→ **What to do**: Return each line of the data below exactly, omitting any pictures.

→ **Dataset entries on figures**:
——

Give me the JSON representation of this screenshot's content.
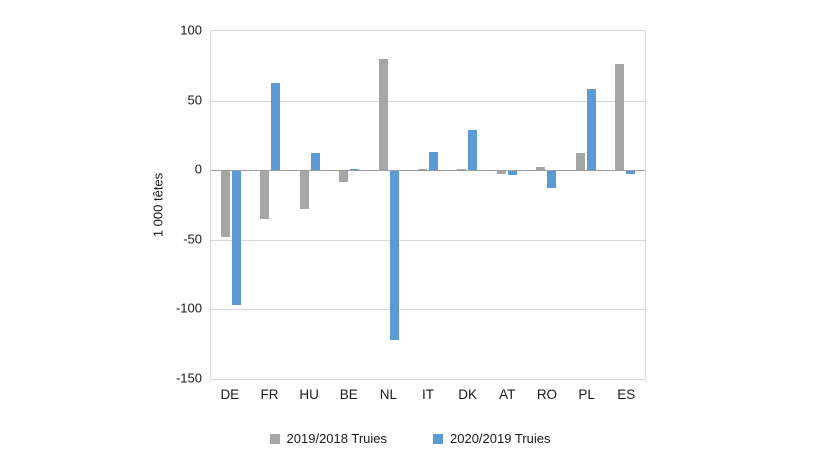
{
  "chart_data": {
    "type": "bar",
    "title": "",
    "xlabel": "",
    "ylabel": "1 000 têtes",
    "ylim": [
      -150,
      100
    ],
    "yticks": [
      100,
      50,
      0,
      -50,
      -100,
      -150
    ],
    "grid": true,
    "legend_position": "bottom",
    "categories": [
      "DE",
      "FR",
      "HU",
      "BE",
      "NL",
      "IT",
      "DK",
      "AT",
      "RO",
      "PL",
      "ES"
    ],
    "series": [
      {
        "name": "2019/2018 Truies",
        "color": "#a6a6a6",
        "values": [
          -47,
          -34,
          -27,
          -8,
          80,
          1,
          1,
          -2,
          2,
          12,
          76
        ]
      },
      {
        "name": "2020/2019 Truies",
        "color": "#5b9bd5",
        "values": [
          -96,
          63,
          12,
          0,
          -121,
          13,
          29,
          -3,
          -12,
          58,
          -2
        ]
      }
    ]
  }
}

——

→ **Answer below**:
Give me the JSON representation of this screenshot's content.
{
  "chart_data": {
    "type": "bar",
    "title": "",
    "xlabel": "",
    "ylabel": "1 000 têtes",
    "ylim": [
      -150,
      100
    ],
    "yticks": [
      100,
      50,
      0,
      -50,
      -100,
      -150
    ],
    "grid": true,
    "legend_position": "bottom",
    "categories": [
      "DE",
      "FR",
      "HU",
      "BE",
      "NL",
      "IT",
      "DK",
      "AT",
      "RO",
      "PL",
      "ES"
    ],
    "series": [
      {
        "name": "2019/2018 Truies",
        "color": "#a6a6a6",
        "values": [
          -47,
          -34,
          -27,
          -8,
          80,
          1,
          1,
          -2,
          2,
          12,
          76
        ]
      },
      {
        "name": "2020/2019 Truies",
        "color": "#5b9bd5",
        "values": [
          -96,
          63,
          12,
          0,
          -121,
          13,
          29,
          -3,
          -12,
          58,
          -2
        ]
      }
    ]
  }
}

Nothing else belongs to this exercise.